*BRIEF*
Look through the listing below and work out how many of its lines hold the word "организаций". Give only the number.

*MATERIAL PROVIDED*
--- begin ---

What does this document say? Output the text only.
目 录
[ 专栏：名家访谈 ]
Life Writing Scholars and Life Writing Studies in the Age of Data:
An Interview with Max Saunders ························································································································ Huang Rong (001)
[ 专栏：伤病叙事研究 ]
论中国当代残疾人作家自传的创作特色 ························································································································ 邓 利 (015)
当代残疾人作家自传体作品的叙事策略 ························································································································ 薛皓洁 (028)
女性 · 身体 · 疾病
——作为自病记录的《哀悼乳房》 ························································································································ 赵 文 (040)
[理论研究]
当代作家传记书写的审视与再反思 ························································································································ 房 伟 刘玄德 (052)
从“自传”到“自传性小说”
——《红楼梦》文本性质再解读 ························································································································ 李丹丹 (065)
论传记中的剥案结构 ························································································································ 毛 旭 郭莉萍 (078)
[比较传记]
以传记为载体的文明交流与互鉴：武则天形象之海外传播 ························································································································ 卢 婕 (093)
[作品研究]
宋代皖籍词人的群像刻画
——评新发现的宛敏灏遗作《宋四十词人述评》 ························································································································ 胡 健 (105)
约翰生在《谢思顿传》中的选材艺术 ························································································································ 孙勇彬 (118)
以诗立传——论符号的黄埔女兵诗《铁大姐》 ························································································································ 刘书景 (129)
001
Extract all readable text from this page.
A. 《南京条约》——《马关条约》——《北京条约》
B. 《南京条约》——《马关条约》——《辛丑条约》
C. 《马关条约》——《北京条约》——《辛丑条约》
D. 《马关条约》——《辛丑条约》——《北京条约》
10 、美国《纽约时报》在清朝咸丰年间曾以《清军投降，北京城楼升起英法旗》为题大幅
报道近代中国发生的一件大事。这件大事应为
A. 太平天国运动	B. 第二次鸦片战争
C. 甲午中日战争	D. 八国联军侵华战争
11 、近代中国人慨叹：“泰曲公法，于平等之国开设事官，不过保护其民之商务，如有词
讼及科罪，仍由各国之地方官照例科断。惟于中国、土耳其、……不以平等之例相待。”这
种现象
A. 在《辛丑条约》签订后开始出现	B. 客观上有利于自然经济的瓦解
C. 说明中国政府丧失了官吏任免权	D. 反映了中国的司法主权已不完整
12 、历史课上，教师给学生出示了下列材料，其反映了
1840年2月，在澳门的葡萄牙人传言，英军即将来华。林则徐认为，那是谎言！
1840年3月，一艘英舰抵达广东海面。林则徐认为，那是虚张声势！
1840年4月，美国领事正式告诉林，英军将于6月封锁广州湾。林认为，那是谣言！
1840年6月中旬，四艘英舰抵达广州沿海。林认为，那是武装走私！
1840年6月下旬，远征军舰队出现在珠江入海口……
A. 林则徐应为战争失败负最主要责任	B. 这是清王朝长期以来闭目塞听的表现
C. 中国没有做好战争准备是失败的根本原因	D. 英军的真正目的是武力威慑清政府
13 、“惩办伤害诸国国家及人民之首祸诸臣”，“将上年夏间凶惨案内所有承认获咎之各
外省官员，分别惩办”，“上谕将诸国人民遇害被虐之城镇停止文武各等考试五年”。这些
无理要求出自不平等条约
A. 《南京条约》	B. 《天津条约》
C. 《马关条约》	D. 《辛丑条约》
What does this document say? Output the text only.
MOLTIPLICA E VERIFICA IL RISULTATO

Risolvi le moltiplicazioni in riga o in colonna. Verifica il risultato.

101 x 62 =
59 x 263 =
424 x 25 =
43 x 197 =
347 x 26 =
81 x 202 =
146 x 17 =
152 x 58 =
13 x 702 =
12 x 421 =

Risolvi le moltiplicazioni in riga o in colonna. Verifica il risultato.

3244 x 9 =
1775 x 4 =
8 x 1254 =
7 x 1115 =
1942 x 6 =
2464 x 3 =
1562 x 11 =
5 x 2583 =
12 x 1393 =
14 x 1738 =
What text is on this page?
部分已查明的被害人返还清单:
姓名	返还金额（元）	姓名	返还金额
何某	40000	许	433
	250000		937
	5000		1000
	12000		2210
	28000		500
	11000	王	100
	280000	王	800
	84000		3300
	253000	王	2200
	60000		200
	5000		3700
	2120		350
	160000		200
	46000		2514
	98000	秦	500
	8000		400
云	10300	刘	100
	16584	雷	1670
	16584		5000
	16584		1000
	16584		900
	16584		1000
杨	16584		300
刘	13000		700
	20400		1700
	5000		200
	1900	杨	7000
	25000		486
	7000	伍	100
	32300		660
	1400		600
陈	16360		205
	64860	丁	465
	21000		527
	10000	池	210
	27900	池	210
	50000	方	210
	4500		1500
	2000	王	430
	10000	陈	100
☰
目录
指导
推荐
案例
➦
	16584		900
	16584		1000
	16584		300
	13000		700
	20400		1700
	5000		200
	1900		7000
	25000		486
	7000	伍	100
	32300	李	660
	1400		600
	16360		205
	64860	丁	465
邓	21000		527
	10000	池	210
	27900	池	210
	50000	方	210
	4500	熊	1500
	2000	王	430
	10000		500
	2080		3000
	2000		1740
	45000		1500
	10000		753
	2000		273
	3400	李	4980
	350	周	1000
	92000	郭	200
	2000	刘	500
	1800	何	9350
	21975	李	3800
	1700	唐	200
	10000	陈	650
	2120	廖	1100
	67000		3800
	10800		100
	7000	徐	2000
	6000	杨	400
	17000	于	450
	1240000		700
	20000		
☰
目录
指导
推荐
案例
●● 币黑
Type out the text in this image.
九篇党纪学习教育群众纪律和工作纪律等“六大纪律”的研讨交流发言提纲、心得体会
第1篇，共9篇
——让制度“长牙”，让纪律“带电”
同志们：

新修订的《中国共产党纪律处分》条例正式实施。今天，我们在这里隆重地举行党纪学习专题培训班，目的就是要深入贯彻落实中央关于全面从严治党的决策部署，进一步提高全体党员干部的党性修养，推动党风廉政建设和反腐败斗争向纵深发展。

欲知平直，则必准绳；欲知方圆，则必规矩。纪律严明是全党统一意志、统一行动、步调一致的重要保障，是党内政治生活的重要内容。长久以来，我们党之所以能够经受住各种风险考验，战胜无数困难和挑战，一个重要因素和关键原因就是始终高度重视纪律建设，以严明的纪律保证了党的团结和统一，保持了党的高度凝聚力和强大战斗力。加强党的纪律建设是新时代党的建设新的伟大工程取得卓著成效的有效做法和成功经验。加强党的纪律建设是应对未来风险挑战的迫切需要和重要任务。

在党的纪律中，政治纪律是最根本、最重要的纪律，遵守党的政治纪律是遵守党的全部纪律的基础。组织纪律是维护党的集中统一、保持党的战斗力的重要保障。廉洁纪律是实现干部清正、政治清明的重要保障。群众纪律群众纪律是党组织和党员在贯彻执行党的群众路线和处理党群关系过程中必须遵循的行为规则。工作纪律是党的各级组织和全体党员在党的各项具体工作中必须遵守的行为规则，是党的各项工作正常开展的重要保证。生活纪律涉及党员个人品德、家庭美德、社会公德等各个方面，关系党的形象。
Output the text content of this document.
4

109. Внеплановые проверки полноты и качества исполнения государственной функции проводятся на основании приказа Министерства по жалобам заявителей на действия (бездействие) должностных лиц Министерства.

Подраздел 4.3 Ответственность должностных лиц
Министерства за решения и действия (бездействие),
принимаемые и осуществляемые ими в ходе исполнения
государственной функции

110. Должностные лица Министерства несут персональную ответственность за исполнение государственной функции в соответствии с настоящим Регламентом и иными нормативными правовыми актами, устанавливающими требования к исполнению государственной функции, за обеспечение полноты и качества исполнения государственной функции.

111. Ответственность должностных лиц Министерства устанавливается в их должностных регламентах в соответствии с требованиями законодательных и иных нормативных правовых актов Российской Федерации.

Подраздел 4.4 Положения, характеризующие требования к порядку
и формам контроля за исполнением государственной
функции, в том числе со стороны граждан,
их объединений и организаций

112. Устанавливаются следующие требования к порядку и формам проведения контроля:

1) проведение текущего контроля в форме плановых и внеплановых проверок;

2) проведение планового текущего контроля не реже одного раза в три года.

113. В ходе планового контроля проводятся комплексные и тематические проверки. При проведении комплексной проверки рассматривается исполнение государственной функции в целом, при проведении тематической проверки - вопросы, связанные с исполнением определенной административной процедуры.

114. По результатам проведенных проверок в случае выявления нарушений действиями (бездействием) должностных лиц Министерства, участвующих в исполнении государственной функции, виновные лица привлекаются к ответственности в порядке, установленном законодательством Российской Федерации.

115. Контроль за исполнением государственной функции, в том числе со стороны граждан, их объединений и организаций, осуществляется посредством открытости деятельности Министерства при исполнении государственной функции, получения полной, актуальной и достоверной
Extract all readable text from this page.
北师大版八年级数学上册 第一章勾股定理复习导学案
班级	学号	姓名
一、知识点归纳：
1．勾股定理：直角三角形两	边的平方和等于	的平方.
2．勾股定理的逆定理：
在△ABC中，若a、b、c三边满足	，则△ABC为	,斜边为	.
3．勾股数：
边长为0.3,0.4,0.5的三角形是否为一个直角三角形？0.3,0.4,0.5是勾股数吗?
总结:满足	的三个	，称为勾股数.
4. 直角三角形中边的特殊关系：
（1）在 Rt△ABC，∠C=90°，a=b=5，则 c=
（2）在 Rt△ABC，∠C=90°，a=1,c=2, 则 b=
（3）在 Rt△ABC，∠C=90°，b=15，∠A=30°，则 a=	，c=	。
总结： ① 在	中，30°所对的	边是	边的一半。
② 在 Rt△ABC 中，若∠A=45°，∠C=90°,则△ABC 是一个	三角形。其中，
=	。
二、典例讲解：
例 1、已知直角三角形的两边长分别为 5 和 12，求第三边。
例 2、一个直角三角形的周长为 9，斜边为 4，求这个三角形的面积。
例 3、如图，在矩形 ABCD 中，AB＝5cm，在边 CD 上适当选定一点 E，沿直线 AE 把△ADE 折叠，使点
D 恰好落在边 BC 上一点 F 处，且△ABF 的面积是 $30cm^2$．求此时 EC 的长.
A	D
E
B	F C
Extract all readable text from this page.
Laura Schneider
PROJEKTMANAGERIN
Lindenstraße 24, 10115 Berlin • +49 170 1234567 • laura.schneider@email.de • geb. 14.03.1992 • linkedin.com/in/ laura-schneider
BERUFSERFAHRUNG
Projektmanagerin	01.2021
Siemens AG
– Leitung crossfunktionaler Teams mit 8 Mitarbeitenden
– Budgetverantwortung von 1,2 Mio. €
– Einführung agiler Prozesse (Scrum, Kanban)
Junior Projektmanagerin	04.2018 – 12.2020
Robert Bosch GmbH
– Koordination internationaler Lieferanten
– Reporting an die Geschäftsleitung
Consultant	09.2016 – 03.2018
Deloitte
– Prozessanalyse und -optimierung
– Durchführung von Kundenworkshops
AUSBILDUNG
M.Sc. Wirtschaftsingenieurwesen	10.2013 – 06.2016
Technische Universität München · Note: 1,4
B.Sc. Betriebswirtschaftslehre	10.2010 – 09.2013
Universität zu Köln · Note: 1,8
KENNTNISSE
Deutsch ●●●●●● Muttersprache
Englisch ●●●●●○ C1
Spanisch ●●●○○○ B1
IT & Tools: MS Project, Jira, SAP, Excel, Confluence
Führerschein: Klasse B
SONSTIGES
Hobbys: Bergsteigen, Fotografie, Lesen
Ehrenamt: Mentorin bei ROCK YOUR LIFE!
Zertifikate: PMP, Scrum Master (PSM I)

--- end ---

*ANSWER TO THIS TASK*
2